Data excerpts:
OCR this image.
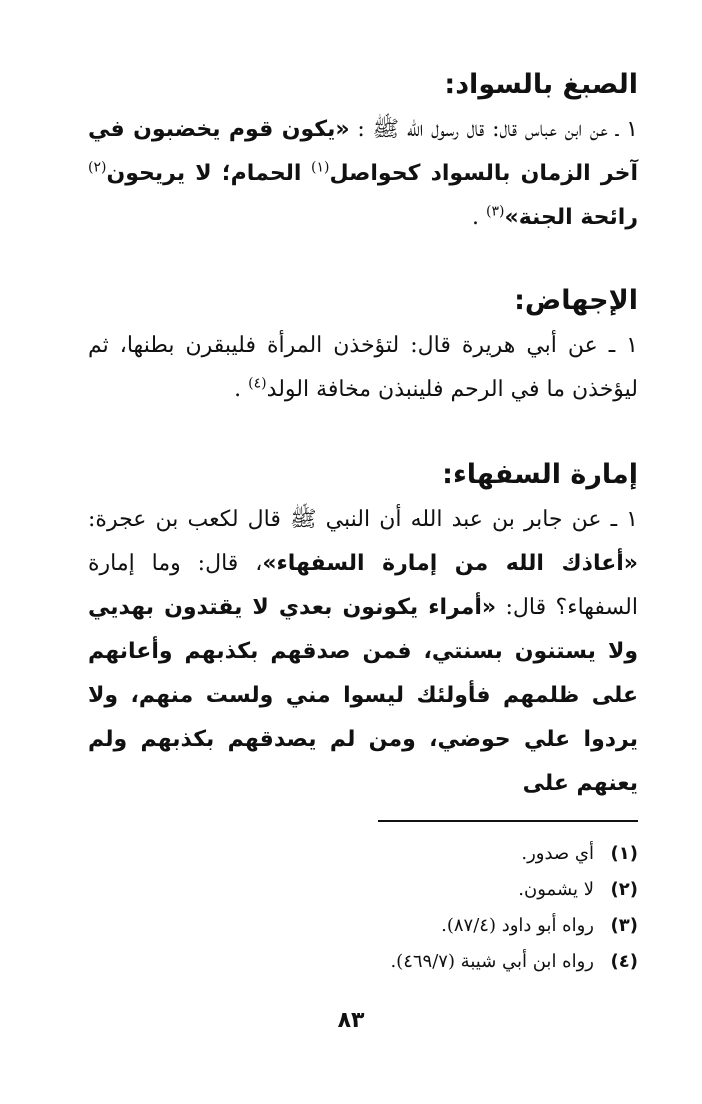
الصبغ بالسواد:

١ ـ عن ابن عباس قال: قال رسول الله ﷺ : «يكون قوم يخضبون في آخر الزمان بالسواد كحواصل$^{(١)}$ الحمام؛ لا يريحون$^{(٢)}$ رائحة الجنة»$^{(٣)}$ .

الإجهاض:

١ ـ عن أبي هريرة قال: لتؤخذن المرأة فليبقرن بطنها، ثم ليؤخذن ما في الرحم فلينبذن مخافة الولد$^{(٤)}$ .

إمارة السفهاء:

١ ـ عن جابر بن عبد الله أن النبي ﷺ قال لكعب بن عجرة: «أعاذك الله من إمارة السفهاء»، قال: وما إمارة السفهاء؟ قال: «أمراء يكونون بعدي لا يقتدون بهديي ولا يستنون بسنتي، فمن صدقهم بكذبهم وأعانهم على ظلمهم فأولئك ليسوا مني ولست منهم، ولا يردوا علي حوضي، ومن لم يصدقهم بكذبهم ولم يعنهم على

(١)
أي صدور.
(٢)
لا يشمون.
(٣)
رواه أبو داود (٨٧/٤).
(٤)
رواه ابن أبي شيبة (٤٦٩/٧).
٨٣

▶ TASK PROMPT
Which lines contain "إمارة"? Copy each of them.

▶ ANSWER TO THE EXERCISE
إمارة السفهاء:
١ ـ عن جابر بن عبد الله أن النبي ﷺ قال لكعب بن عجرة: «أعاذك الله من إمارة السفهاء»، قال: وما إمارة السفهاء؟ قال: «أمراء يكونون بعدي لا يقتدون بهديي ولا يستنون بسنتي، فمن صدقهم بكذبهم وأعانهم على ظلمهم فأولئك ليسوا مني ولست منهم، ولا يردوا علي حوضي، ومن لم يصدقهم بكذبهم ولم يعنهم على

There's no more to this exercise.